AIM.
Output all of the data below exactly as given.

-=-=-

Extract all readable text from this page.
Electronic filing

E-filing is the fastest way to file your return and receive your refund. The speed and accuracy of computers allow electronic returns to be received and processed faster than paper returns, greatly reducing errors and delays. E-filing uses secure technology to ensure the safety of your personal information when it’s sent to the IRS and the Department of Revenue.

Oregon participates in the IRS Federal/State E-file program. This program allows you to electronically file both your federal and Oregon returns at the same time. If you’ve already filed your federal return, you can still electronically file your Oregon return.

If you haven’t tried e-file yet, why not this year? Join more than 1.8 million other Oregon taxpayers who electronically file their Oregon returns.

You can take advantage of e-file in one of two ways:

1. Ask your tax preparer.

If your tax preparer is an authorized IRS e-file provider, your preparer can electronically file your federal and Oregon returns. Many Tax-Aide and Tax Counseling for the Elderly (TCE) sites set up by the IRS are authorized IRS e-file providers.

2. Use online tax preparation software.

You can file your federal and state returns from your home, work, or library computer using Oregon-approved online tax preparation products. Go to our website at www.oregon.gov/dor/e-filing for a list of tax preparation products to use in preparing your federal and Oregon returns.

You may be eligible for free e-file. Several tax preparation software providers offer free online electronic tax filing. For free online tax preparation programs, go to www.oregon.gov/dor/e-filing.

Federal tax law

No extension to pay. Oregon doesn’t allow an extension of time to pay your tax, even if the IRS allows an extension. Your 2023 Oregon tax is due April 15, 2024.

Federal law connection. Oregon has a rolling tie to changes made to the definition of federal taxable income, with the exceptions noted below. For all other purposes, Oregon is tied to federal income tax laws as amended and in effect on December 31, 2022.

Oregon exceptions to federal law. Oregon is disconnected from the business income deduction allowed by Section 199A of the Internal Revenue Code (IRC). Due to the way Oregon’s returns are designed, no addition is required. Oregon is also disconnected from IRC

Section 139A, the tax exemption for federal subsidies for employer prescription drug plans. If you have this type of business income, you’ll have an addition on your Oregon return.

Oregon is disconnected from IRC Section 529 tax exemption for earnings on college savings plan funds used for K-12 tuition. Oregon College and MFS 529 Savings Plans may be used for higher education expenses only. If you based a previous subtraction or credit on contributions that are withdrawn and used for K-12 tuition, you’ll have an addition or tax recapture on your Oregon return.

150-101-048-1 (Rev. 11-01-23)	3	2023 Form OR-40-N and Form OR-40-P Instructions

-=-=-

RESPONSE TO THE EXERCISE.
Extract all readable text from this page.
Electronic filing

E-filing is the fastest way to file your return and receive your refund. The speed and accuracy of computers allow electronic returns to be received and processed faster than paper returns, greatly reducing errors and delays. E-filing uses secure technology to ensure the safety of your personal information when it’s sent to the IRS and the Department of Revenue.

Oregon participates in the IRS Federal/State E-file program. This program allows you to electronically file both your federal and Oregon returns at the same time. If you’ve already filed your federal return, you can still electronically file your Oregon return.

If you haven’t tried e-file yet, why not this year? Join more than 1.8 million other Oregon taxpayers who electronically file their Oregon returns.

You can take advantage of e-file in one of two ways:

1. Ask your tax preparer.

If your tax preparer is an authorized IRS e-file provider, your preparer can electronically file your federal and Oregon returns. Many Tax-Aide and Tax Counseling for the Elderly (TCE) sites set up by the IRS are authorized IRS e-file providers.

2. Use online tax preparation software.

You can file your federal and state returns from your home, work, or library computer using Oregon-approved online tax preparation products. Go to our website at www.oregon.gov/dor/e-filing for a list of tax preparation products to use in preparing your federal and Oregon returns.

You may be eligible for free e-file. Several tax preparation software providers offer free online electronic tax filing. For free online tax preparation programs, go to www.oregon.gov/dor/e-filing.

Federal tax law

No extension to pay. Oregon doesn’t allow an extension of time to pay your tax, even if the IRS allows an extension. Your 2023 Oregon tax is due April 15, 2024.

Federal law connection. Oregon has a rolling tie to changes made to the definition of federal taxable income, with the exceptions noted below. For all other purposes, Oregon is tied to federal income tax laws as amended and in effect on December 31, 2022.

Oregon exceptions to federal law. Oregon is disconnected from the business income deduction allowed by Section 199A of the Internal Revenue Code (IRC). Due to the way Oregon’s returns are designed, no addition is required. Oregon is also disconnected from IRC

Section 139A, the tax exemption for federal subsidies for employer prescription drug plans. If you have this type of business income, you’ll have an addition on your Oregon return.

Oregon is disconnected from IRC Section 529 tax exemption for earnings on college savings plan funds used for K-12 tuition. Oregon College and MFS 529 Savings Plans may be used for higher education expenses only. If you based a previous subtraction or credit on contributions that are withdrawn and used for K-12 tuition, you’ll have an addition or tax recapture on your Oregon return.

150-101-048-1 (Rev. 11-01-23)	3	2023 Form OR-40-N and Form OR-40-P Instructions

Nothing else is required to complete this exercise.